For the first time in history, in the twentieth century, America was able to tax the world indirectly, through inflation. It did not enforce the direct payment of taxes like all of its predecessor empires did, but distributed instead its own fiat currency, the U.S. Dollar, to other nations in exchange for goods with the intended consequence of inflating and devaluing those dollars and paying back later each dollar with less economic goods—the difference capturing the U.S. imperial tax. Here is how this happened.

Early in the 20th century, the U.S. economy began to dominate the world economy. The U.S. dollar was tied to gold, so that the value of the dollar neither increased, nor decreased, but remained the same amount of gold. The Great Depression, with its preceding inflation from 1921 to 1929 and its subsequent ballooning government deficits, had substantially increased the amount of currency in circulation, and thus rendered the backing of U.S. dollars by gold impossible. This led Roosevelt to decouple the dollar from gold in 1932. Up to this point, the U.S. may have well dominated the world economy, but from an economic point of view, it was not an empire. The fixed value of the dollar did not allow the Americans to extract economic benefits from other countries by supplying them with dollars convertible to gold.

### [PROVIDED RECORDS]
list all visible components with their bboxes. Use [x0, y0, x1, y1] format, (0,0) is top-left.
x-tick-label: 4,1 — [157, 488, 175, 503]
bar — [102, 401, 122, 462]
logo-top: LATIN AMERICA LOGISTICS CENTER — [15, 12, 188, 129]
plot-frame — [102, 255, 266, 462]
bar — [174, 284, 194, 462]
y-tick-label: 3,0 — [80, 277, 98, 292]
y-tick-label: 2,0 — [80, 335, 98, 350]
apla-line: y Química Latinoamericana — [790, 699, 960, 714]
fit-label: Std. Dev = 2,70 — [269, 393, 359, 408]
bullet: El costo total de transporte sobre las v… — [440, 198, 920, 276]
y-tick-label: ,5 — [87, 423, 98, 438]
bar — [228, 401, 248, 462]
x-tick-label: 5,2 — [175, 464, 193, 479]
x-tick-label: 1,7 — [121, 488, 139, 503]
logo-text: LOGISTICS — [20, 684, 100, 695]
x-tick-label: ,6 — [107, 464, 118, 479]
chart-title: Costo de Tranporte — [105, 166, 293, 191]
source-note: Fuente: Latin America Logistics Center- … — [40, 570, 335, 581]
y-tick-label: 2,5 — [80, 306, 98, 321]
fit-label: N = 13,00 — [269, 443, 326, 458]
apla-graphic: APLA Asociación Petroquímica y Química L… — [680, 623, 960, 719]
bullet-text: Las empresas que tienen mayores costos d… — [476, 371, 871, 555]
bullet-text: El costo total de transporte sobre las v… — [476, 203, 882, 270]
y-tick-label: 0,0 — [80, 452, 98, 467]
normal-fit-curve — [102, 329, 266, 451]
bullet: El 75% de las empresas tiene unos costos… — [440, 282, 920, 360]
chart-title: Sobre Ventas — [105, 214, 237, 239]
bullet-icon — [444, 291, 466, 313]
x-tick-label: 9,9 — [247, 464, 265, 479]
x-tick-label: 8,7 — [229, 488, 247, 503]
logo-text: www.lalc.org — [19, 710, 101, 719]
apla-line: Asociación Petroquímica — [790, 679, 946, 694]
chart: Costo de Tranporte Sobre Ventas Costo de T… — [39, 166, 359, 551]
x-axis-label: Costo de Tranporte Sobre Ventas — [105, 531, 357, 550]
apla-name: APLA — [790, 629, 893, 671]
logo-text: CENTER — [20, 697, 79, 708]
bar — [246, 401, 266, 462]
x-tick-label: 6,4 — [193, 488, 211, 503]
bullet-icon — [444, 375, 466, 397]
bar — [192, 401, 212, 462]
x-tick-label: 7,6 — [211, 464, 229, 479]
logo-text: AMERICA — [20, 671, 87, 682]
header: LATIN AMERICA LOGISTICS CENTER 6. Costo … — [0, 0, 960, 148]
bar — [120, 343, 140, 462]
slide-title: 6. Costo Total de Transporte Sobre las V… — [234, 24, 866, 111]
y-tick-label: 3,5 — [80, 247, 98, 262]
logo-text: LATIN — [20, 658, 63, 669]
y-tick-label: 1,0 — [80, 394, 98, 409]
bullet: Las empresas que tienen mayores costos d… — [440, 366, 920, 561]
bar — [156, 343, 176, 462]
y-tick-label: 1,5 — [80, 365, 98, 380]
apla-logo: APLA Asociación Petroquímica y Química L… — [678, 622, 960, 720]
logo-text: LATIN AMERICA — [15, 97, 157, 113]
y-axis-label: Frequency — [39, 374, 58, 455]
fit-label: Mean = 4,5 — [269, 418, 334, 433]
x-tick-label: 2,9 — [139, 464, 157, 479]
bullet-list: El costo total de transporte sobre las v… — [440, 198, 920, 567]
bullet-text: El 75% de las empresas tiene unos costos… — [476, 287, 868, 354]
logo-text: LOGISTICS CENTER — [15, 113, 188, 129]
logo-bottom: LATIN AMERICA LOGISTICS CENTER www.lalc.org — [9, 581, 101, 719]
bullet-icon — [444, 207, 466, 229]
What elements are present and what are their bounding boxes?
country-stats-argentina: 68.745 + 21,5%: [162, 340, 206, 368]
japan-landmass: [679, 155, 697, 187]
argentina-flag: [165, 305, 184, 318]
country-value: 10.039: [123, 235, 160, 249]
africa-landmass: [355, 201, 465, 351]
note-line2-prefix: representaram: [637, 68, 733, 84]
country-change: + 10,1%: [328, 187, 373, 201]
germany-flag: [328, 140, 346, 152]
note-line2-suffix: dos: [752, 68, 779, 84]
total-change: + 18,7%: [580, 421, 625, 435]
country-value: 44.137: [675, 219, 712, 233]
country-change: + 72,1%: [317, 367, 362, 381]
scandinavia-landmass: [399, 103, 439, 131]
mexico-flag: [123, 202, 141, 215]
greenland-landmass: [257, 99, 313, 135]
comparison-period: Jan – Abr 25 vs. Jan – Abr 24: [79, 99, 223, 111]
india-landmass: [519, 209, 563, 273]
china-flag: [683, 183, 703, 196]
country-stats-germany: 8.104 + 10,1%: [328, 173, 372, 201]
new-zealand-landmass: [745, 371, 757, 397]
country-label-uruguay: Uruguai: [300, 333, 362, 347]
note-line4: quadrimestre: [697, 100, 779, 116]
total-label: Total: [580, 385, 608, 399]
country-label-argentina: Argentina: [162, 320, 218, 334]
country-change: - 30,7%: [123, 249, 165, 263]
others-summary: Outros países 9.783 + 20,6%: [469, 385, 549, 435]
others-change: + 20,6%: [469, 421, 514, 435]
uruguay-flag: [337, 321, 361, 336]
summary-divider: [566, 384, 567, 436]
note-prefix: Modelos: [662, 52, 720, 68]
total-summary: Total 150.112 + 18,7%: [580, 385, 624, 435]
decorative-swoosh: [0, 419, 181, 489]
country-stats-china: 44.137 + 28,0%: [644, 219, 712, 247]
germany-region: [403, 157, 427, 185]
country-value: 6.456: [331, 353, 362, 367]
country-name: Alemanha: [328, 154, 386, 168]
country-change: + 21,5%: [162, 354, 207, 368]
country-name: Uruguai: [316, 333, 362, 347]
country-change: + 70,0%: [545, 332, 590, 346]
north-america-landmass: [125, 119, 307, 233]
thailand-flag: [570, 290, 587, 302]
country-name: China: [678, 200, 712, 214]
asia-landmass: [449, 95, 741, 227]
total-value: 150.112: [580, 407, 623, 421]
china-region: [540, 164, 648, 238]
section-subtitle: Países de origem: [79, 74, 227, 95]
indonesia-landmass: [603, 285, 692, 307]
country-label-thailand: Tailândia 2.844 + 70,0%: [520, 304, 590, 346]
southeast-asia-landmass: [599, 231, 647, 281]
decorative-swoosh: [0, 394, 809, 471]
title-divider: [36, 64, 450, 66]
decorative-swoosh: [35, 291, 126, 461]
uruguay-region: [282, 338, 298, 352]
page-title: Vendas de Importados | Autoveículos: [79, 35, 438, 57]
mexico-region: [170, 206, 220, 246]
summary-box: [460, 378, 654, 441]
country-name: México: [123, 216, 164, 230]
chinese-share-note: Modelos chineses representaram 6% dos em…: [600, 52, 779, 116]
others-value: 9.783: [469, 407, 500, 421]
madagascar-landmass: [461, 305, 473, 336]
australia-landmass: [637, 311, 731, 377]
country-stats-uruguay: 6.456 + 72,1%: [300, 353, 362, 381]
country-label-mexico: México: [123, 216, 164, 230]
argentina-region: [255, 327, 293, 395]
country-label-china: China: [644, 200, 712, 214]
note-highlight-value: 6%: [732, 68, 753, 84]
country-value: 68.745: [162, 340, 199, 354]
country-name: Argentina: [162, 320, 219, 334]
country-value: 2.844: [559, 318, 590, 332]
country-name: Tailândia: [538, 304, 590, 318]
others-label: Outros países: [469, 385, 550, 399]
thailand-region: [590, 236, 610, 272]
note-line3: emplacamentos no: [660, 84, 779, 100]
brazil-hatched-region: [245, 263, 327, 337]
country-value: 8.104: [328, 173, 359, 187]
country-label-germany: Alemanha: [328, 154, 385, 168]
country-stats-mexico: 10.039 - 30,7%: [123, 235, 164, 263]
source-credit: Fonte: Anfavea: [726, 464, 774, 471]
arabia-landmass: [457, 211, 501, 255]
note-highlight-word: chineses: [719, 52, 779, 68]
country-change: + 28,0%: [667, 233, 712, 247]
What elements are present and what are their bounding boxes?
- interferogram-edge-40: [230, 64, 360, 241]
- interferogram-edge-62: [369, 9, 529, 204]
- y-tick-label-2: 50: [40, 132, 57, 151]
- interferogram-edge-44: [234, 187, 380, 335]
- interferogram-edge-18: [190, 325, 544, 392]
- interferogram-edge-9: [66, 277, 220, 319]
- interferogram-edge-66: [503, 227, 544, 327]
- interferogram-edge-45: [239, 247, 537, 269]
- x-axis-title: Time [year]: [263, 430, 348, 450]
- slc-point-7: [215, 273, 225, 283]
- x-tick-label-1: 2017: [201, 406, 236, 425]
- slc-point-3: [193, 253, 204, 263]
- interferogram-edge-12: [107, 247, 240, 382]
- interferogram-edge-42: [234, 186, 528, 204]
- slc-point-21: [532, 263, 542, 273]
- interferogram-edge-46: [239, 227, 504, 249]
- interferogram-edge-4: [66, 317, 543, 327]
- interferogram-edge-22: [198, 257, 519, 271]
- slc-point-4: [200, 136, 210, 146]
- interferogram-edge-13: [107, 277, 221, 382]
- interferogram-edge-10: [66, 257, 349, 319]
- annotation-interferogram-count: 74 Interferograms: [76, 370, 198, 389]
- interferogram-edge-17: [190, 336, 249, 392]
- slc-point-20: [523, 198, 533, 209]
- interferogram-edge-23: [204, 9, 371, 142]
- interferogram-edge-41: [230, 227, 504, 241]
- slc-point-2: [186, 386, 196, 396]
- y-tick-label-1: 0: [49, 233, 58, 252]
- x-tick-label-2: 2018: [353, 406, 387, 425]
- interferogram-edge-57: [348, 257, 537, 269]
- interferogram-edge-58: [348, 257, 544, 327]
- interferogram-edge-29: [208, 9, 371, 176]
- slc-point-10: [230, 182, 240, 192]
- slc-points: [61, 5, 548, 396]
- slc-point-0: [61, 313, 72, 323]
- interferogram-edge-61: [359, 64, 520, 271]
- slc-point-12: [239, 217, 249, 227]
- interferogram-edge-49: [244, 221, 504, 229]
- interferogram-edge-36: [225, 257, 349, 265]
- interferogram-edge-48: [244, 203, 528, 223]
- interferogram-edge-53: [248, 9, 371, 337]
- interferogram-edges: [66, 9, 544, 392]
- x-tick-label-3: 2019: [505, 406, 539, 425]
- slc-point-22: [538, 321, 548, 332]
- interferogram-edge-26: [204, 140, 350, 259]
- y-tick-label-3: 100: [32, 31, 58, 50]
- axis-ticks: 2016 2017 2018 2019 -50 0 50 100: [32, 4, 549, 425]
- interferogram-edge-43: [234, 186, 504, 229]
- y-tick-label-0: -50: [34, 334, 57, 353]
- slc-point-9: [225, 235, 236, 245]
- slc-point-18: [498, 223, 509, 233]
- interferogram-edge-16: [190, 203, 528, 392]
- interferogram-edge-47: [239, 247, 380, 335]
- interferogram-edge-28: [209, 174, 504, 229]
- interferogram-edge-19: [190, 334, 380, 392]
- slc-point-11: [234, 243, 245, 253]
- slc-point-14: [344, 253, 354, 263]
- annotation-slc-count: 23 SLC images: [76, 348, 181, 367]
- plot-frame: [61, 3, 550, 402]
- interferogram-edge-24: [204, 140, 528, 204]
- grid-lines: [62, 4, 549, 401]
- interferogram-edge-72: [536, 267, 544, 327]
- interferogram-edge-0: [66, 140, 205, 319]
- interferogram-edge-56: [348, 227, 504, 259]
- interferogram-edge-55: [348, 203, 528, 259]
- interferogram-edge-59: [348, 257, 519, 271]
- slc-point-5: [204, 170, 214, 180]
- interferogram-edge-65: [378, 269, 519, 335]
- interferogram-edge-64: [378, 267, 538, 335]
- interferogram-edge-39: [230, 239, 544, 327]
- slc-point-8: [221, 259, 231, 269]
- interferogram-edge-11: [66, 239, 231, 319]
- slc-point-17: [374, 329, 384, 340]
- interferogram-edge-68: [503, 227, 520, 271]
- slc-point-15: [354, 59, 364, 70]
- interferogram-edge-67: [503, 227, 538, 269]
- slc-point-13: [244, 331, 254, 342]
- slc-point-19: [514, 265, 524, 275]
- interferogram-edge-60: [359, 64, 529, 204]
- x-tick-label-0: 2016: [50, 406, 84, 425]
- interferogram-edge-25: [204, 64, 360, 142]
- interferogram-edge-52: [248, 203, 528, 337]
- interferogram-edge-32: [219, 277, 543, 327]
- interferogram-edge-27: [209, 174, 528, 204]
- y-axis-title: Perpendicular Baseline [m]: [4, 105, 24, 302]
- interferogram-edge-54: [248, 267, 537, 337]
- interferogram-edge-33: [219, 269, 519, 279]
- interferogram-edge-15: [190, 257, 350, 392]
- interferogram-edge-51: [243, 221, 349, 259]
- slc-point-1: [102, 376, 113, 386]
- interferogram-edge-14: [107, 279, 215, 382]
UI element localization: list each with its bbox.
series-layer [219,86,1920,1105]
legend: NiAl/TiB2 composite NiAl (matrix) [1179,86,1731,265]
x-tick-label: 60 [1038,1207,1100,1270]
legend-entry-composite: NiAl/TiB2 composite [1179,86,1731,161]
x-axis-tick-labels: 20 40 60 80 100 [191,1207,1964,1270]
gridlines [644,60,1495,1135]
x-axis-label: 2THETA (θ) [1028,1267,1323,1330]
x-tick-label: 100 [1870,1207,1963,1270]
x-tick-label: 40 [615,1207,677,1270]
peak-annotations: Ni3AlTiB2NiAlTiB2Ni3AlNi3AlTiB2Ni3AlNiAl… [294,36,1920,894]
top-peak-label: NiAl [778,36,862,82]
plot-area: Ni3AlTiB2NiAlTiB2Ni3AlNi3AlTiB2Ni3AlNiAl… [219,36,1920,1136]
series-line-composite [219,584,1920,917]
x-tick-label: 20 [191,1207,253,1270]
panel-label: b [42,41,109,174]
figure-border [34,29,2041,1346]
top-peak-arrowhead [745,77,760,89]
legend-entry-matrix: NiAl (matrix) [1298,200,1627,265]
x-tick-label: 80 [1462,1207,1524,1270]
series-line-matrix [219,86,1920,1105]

### [SET EXERCISE 1]
Quote the whole passage on the U.S. dollar and inflation, word for word.
### [SET EXERCISE 2]
Change "plot-frame" to "plot-border" in the listing from its first line up to and including the line with "fit-label: Std. Dev", and give only those lines with nothing else altered.
The text and the listing are unrelated material.

### [RIGHT ANSWER 1]
For the first time in history, in the twentieth century, America was able to tax the world indirectly, through inflation. It did not enforce the direct payment of taxes like all of its predecessor empires did, but distributed instead its own fiat currency, the U.S. Dollar, to other nations in exchange for goods with the intended consequence of inflating and devaluing those dollars and paying back later each dollar with less economic goods—the difference capturing the U.S. imperial tax. Here is how this happened.

Early in the 20th century, the U.S. economy began to dominate the world economy. The U.S. dollar was tied to gold, so that the value of the dollar neither increased, nor decreased, but remained the same amount of gold. The Great Depression, with its preceding inflation from 1921 to 1929 and its subsequent ballooning government deficits, had substantially increased the amount of currency in circulation, and thus rendered the backing of U.S. dollars by gold impossible. This led Roosevelt to decouple the dollar from gold in 1932. Up to this point, the U.S. may have well dominated the world economy, but from an economic point of view, it was not an empire. The fixed value of the dollar did not allow the Americans to extract economic benefits from other countries by supplying them with dollars convertible to gold.

### [RIGHT ANSWER 2]
list all visible components with their bboxes. Use [x0, y0, x1, y1] format, (0,0) is top-left.
x-tick-label: 4,1 — [157, 488, 175, 503]
bar — [102, 401, 122, 462]
logo-top: LATIN AMERICA LOGISTICS CENTER — [15, 12, 188, 129]
plot-border — [102, 255, 266, 462]
bar — [174, 284, 194, 462]
y-tick-label: 3,0 — [80, 277, 98, 292]
y-tick-label: 2,0 — [80, 335, 98, 350]
apla-line: y Química Latinoamericana — [790, 699, 960, 714]
fit-label: Std. Dev = 2,70 — [269, 393, 359, 408]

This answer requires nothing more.